Figure dataset records
####################

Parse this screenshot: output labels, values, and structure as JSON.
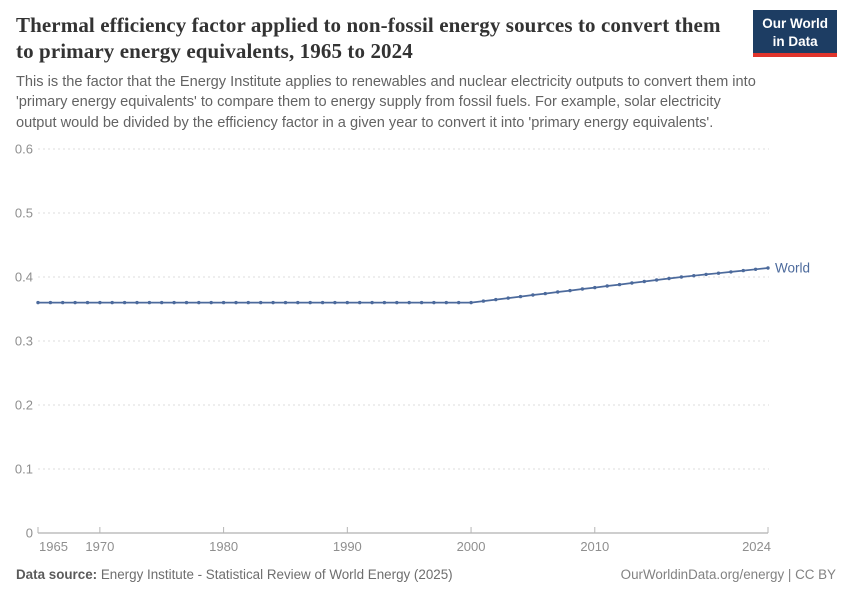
{
  "header": {
    "title": "Thermal efficiency factor applied to non-fossil energy sources to convert them to primary energy equivalents, 1965 to 2024",
    "subtitle": "This is the factor that the Energy Institute applies to renewables and nuclear electricity outputs to convert them into 'primary energy equivalents' to compare them to energy supply from fossil fuels. For example, solar electricity output would be divided by the efficiency factor in a given year to convert it into 'primary energy equivalents'.",
    "logo": {
      "line1": "Our World",
      "line2": "in Data",
      "bg_color": "#1d3d63",
      "accent_color": "#e0342c"
    }
  },
  "chart_data": {
    "type": "line",
    "title": "Thermal efficiency factor applied to non-fossil energy sources to convert them to primary energy equivalents, 1965 to 2024",
    "xlabel": "",
    "ylabel": "",
    "ylim": [
      0,
      0.6
    ],
    "yticks": [
      0,
      0.1,
      0.2,
      0.3,
      0.4,
      0.5,
      0.6
    ],
    "ytick_labels": [
      "0",
      "0.1",
      "0.2",
      "0.3",
      "0.4",
      "0.5",
      "0.6"
    ],
    "xticks": [
      1965,
      1970,
      1980,
      1990,
      2000,
      2010,
      2024
    ],
    "grid": "horizontal-dashed",
    "legend_position": "end-of-line",
    "x": [
      1965,
      1966,
      1967,
      1968,
      1969,
      1970,
      1971,
      1972,
      1973,
      1974,
      1975,
      1976,
      1977,
      1978,
      1979,
      1980,
      1981,
      1982,
      1983,
      1984,
      1985,
      1986,
      1987,
      1988,
      1989,
      1990,
      1991,
      1992,
      1993,
      1994,
      1995,
      1996,
      1997,
      1998,
      1999,
      2000,
      2001,
      2002,
      2003,
      2004,
      2005,
      2006,
      2007,
      2008,
      2009,
      2010,
      2011,
      2012,
      2013,
      2014,
      2015,
      2016,
      2017,
      2018,
      2019,
      2020,
      2021,
      2022,
      2023,
      2024
    ],
    "series": [
      {
        "name": "World",
        "color": "#4C6A9C",
        "values": [
          0.36,
          0.36,
          0.36,
          0.36,
          0.36,
          0.36,
          0.36,
          0.36,
          0.36,
          0.36,
          0.36,
          0.36,
          0.36,
          0.36,
          0.36,
          0.36,
          0.36,
          0.36,
          0.36,
          0.36,
          0.36,
          0.36,
          0.36,
          0.36,
          0.36,
          0.36,
          0.36,
          0.36,
          0.36,
          0.36,
          0.36,
          0.36,
          0.36,
          0.36,
          0.36,
          0.36,
          0.3624,
          0.3647,
          0.3671,
          0.3694,
          0.3718,
          0.3741,
          0.3765,
          0.3788,
          0.3812,
          0.3835,
          0.3859,
          0.3882,
          0.3906,
          0.3929,
          0.3953,
          0.3976,
          0.4,
          0.402,
          0.404,
          0.406,
          0.408,
          0.41,
          0.412,
          0.414
        ]
      }
    ],
    "colors": {
      "gridline": "#dcdcdc",
      "axis": "#9e9e9e",
      "tick": "#b5b5b5",
      "tick_label": "#8f8f8f"
    }
  },
  "footer": {
    "source_label": "Data source:",
    "source_value": "Energy Institute - Statistical Review of World Energy (2025)",
    "credit": "OurWorldinData.org/energy | CC BY"
  }
}
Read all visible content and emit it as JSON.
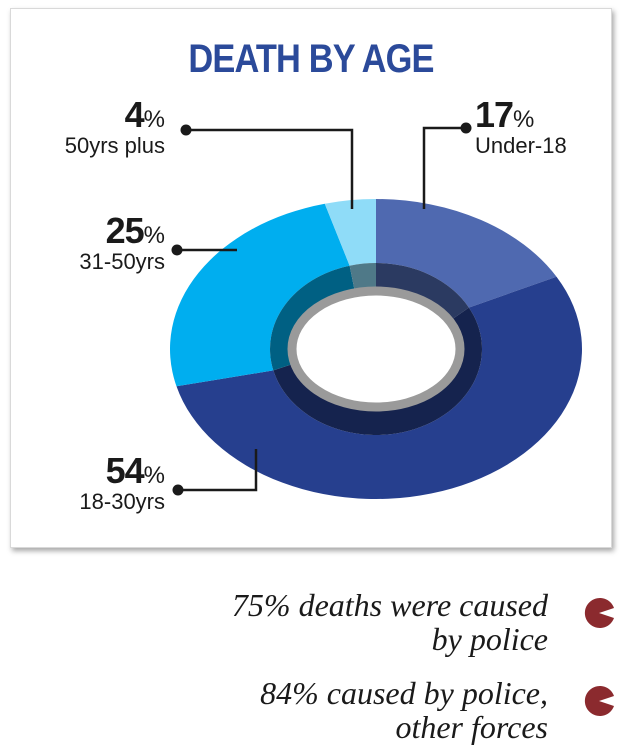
{
  "chart_data": {
    "type": "pie",
    "title": "DEATH BY AGE",
    "slices": [
      {
        "label": "Under-18",
        "value": 17,
        "value_text": "17",
        "unit": "%",
        "color": "#4f69b0"
      },
      {
        "label": "18-30yrs",
        "value": 54,
        "value_text": "54",
        "unit": "%",
        "color": "#263f8e"
      },
      {
        "label": "31-50yrs",
        "value": 25,
        "value_text": "25",
        "unit": "%",
        "color": "#00aeef"
      },
      {
        "label": "50yrs plus",
        "value": 4,
        "value_text": "4",
        "unit": "%",
        "color": "#8fdcf8"
      }
    ]
  },
  "notes": [
    {
      "line1": "75% deaths were caused",
      "line2": "by police",
      "icon": "pacman-icon",
      "color": "#8b2a2e"
    },
    {
      "line1": "84% caused by police,",
      "line2": "other forces",
      "icon": "pacman-icon",
      "color": "#8b2a2e"
    }
  ]
}
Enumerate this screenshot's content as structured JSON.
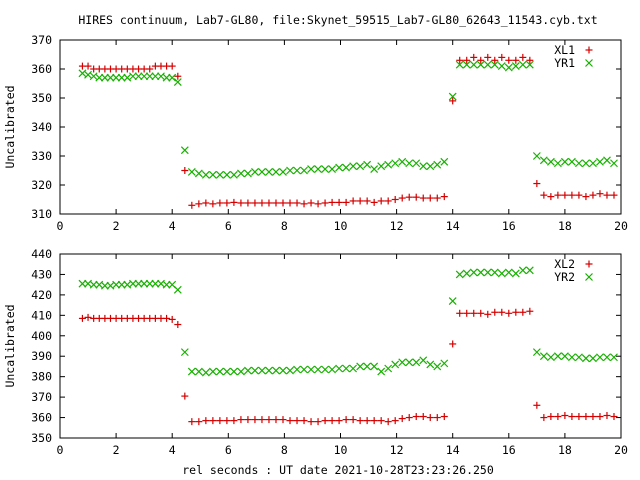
{
  "chart_data": {
    "title": "HIRES continuum, Lab7-GL80, file:Skynet_59515_Lab7-GL80_62643_11543.cyb.txt",
    "xlabel": "rel seconds : UT date 2021-10-28T23:23:26.250",
    "colors": {
      "red": "#d40000",
      "green": "#17b000"
    },
    "panels": [
      {
        "type": "scatter",
        "ylabel": "Uncalibrated",
        "xlim": [
          0,
          20
        ],
        "ylim": [
          310,
          370
        ],
        "xticks": [
          "0",
          "2",
          "4",
          "6",
          "8",
          "10",
          "12",
          "14",
          "16",
          "18",
          "20"
        ],
        "yticks": [
          "310",
          "320",
          "330",
          "340",
          "350",
          "360",
          "370"
        ],
        "legend_position": "top-right",
        "series": [
          {
            "name": "XL1",
            "marker": "plus",
            "color": "#d40000",
            "x": [
              0.8,
              1.0,
              1.2,
              1.4,
              1.6,
              1.8,
              2.0,
              2.2,
              2.4,
              2.6,
              2.8,
              3.0,
              3.2,
              3.4,
              3.6,
              3.8,
              4.0,
              4.2,
              4.45,
              4.7,
              4.95,
              5.2,
              5.45,
              5.7,
              5.95,
              6.2,
              6.45,
              6.7,
              6.95,
              7.2,
              7.45,
              7.7,
              7.95,
              8.2,
              8.45,
              8.7,
              8.95,
              9.2,
              9.45,
              9.7,
              9.95,
              10.2,
              10.45,
              10.7,
              10.95,
              11.2,
              11.45,
              11.7,
              11.95,
              12.2,
              12.45,
              12.7,
              12.95,
              13.2,
              13.45,
              13.7,
              14.0,
              14.25,
              14.5,
              14.75,
              15.0,
              15.25,
              15.5,
              15.75,
              16.0,
              16.25,
              16.5,
              16.75,
              17.0,
              17.25,
              17.5,
              17.75,
              18.0,
              18.25,
              18.5,
              18.75,
              19.0,
              19.25,
              19.5,
              19.75
            ],
            "y": [
              361,
              361,
              360,
              360,
              360,
              360,
              360,
              360,
              360,
              360,
              360,
              360,
              360,
              361,
              361,
              361,
              361,
              357.5,
              325,
              313,
              313.5,
              313.8,
              313.5,
              313.8,
              313.8,
              314,
              313.8,
              313.8,
              313.8,
              313.8,
              313.8,
              313.8,
              313.8,
              313.8,
              313.8,
              313.5,
              313.8,
              313.5,
              313.8,
              314,
              314,
              314,
              314.5,
              314.5,
              314.5,
              314,
              314.5,
              314.5,
              315,
              315.5,
              315.8,
              315.8,
              315.5,
              315.5,
              315.5,
              316,
              349,
              363,
              363,
              364,
              363,
              364,
              363,
              364,
              363,
              363,
              364,
              363,
              320.5,
              316.5,
              316,
              316.5,
              316.5,
              316.5,
              316.5,
              316,
              316.5,
              317,
              316.5,
              316.5
            ]
          },
          {
            "name": "YR1",
            "marker": "cross",
            "color": "#17b000",
            "x": [
              0.8,
              1.0,
              1.2,
              1.4,
              1.6,
              1.8,
              2.0,
              2.2,
              2.4,
              2.6,
              2.8,
              3.0,
              3.2,
              3.4,
              3.6,
              3.8,
              4.0,
              4.2,
              4.45,
              4.7,
              4.95,
              5.2,
              5.45,
              5.7,
              5.95,
              6.2,
              6.45,
              6.7,
              6.95,
              7.2,
              7.45,
              7.7,
              7.95,
              8.2,
              8.45,
              8.7,
              8.95,
              9.2,
              9.45,
              9.7,
              9.95,
              10.2,
              10.45,
              10.7,
              10.95,
              11.2,
              11.45,
              11.7,
              11.95,
              12.2,
              12.45,
              12.7,
              12.95,
              13.2,
              13.45,
              13.7,
              14.0,
              14.25,
              14.5,
              14.75,
              15.0,
              15.25,
              15.5,
              15.75,
              16.0,
              16.25,
              16.5,
              16.75,
              17.0,
              17.25,
              17.5,
              17.75,
              18.0,
              18.25,
              18.5,
              18.75,
              19.0,
              19.25,
              19.5,
              19.75
            ],
            "y": [
              358.5,
              358,
              357.5,
              357,
              357,
              357,
              357,
              357,
              357,
              357.5,
              357.5,
              357.5,
              357.5,
              357.5,
              357.5,
              357,
              357,
              355.5,
              332,
              324.5,
              324,
              323.5,
              323.5,
              323.5,
              323.5,
              323.5,
              324,
              324,
              324.5,
              324.5,
              324.5,
              324.5,
              324.5,
              325,
              325,
              325,
              325.5,
              325.5,
              325.5,
              325.5,
              326,
              326,
              326.5,
              326.5,
              327,
              325.5,
              326.5,
              327,
              327.5,
              328,
              327.5,
              327.5,
              326.5,
              326.5,
              327,
              328,
              350.5,
              361.5,
              361.5,
              361.5,
              361.5,
              361.5,
              361.5,
              361,
              360.5,
              361,
              361.5,
              361.5,
              330,
              328.5,
              328,
              327.5,
              328,
              328,
              327.5,
              327.5,
              327.5,
              328,
              328.5,
              327.5
            ]
          }
        ]
      },
      {
        "type": "scatter",
        "ylabel": "Uncalibrated",
        "xlim": [
          0,
          20
        ],
        "ylim": [
          350,
          440
        ],
        "xticks": [
          "0",
          "2",
          "4",
          "6",
          "8",
          "10",
          "12",
          "14",
          "16",
          "18",
          "20"
        ],
        "yticks": [
          "350",
          "360",
          "370",
          "380",
          "390",
          "400",
          "410",
          "420",
          "430",
          "440"
        ],
        "legend_position": "top-right",
        "series": [
          {
            "name": "XL2",
            "marker": "plus",
            "color": "#d40000",
            "x": [
              0.8,
              1.0,
              1.2,
              1.4,
              1.6,
              1.8,
              2.0,
              2.2,
              2.4,
              2.6,
              2.8,
              3.0,
              3.2,
              3.4,
              3.6,
              3.8,
              4.0,
              4.2,
              4.45,
              4.7,
              4.95,
              5.2,
              5.45,
              5.7,
              5.95,
              6.2,
              6.45,
              6.7,
              6.95,
              7.2,
              7.45,
              7.7,
              7.95,
              8.2,
              8.45,
              8.7,
              8.95,
              9.2,
              9.45,
              9.7,
              9.95,
              10.2,
              10.45,
              10.7,
              10.95,
              11.2,
              11.45,
              11.7,
              11.95,
              12.2,
              12.45,
              12.7,
              12.95,
              13.2,
              13.45,
              13.7,
              14.0,
              14.25,
              14.5,
              14.75,
              15.0,
              15.25,
              15.5,
              15.75,
              16.0,
              16.25,
              16.5,
              16.75,
              17.0,
              17.25,
              17.5,
              17.75,
              18.0,
              18.25,
              18.5,
              18.75,
              19.0,
              19.25,
              19.5,
              19.75
            ],
            "y": [
              408.5,
              409,
              408.5,
              408.5,
              408.5,
              408.5,
              408.5,
              408.5,
              408.5,
              408.5,
              408.5,
              408.5,
              408.5,
              408.5,
              408.5,
              408.5,
              408,
              405.5,
              370.5,
              358,
              358,
              358.5,
              358.5,
              358.5,
              358.5,
              358.5,
              359,
              359,
              359,
              359,
              359,
              359,
              359,
              358.5,
              358.5,
              358.5,
              358,
              358,
              358.5,
              358.5,
              358.5,
              359,
              359,
              358.5,
              358.5,
              358.5,
              358.5,
              358,
              358.5,
              359.5,
              360,
              360.5,
              360.5,
              360,
              360,
              360.5,
              396,
              411,
              411,
              411,
              411,
              410.5,
              411.5,
              411.5,
              411,
              411.5,
              411.5,
              412,
              366,
              360,
              360.5,
              360.5,
              361,
              360.5,
              360.5,
              360.5,
              360.5,
              360.5,
              361,
              360.5
            ]
          },
          {
            "name": "YR2",
            "marker": "cross",
            "color": "#17b000",
            "x": [
              0.8,
              1.0,
              1.2,
              1.4,
              1.6,
              1.8,
              2.0,
              2.2,
              2.4,
              2.6,
              2.8,
              3.0,
              3.2,
              3.4,
              3.6,
              3.8,
              4.0,
              4.2,
              4.45,
              4.7,
              4.95,
              5.2,
              5.45,
              5.7,
              5.95,
              6.2,
              6.45,
              6.7,
              6.95,
              7.2,
              7.45,
              7.7,
              7.95,
              8.2,
              8.45,
              8.7,
              8.95,
              9.2,
              9.45,
              9.7,
              9.95,
              10.2,
              10.45,
              10.7,
              10.95,
              11.2,
              11.45,
              11.7,
              11.95,
              12.2,
              12.45,
              12.7,
              12.95,
              13.2,
              13.45,
              13.7,
              14.0,
              14.25,
              14.5,
              14.75,
              15.0,
              15.25,
              15.5,
              15.75,
              16.0,
              16.25,
              16.5,
              16.75,
              17.0,
              17.25,
              17.5,
              17.75,
              18.0,
              18.25,
              18.5,
              18.75,
              19.0,
              19.25,
              19.5,
              19.75
            ],
            "y": [
              425.5,
              425.5,
              425,
              425,
              424.5,
              424.5,
              425,
              425,
              425,
              425.5,
              425.5,
              425.5,
              425.5,
              425.5,
              425.5,
              425,
              425,
              422.5,
              392,
              382.5,
              382.5,
              382,
              382.5,
              382.5,
              382.5,
              382.5,
              382.5,
              383,
              383,
              383,
              383,
              383,
              383,
              383,
              383.5,
              383.5,
              383.5,
              383.5,
              383.5,
              383.5,
              384,
              384,
              384,
              385,
              385,
              385,
              382.5,
              384,
              386,
              387,
              387,
              387,
              388,
              386,
              385,
              386.5,
              417,
              430,
              430.5,
              431,
              431,
              431,
              431,
              430.5,
              431,
              430.5,
              432,
              432,
              392,
              390,
              389.5,
              390,
              390,
              389.5,
              389.5,
              389,
              389,
              389.5,
              389.5,
              389.5
            ]
          }
        ]
      }
    ]
  }
}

####################

EXERCISE DETAILS
In the entries above, identify each line that includes the string "police", then copy it.

REPLY
      "line2": "by police",
      "line1": "84% caused by police,",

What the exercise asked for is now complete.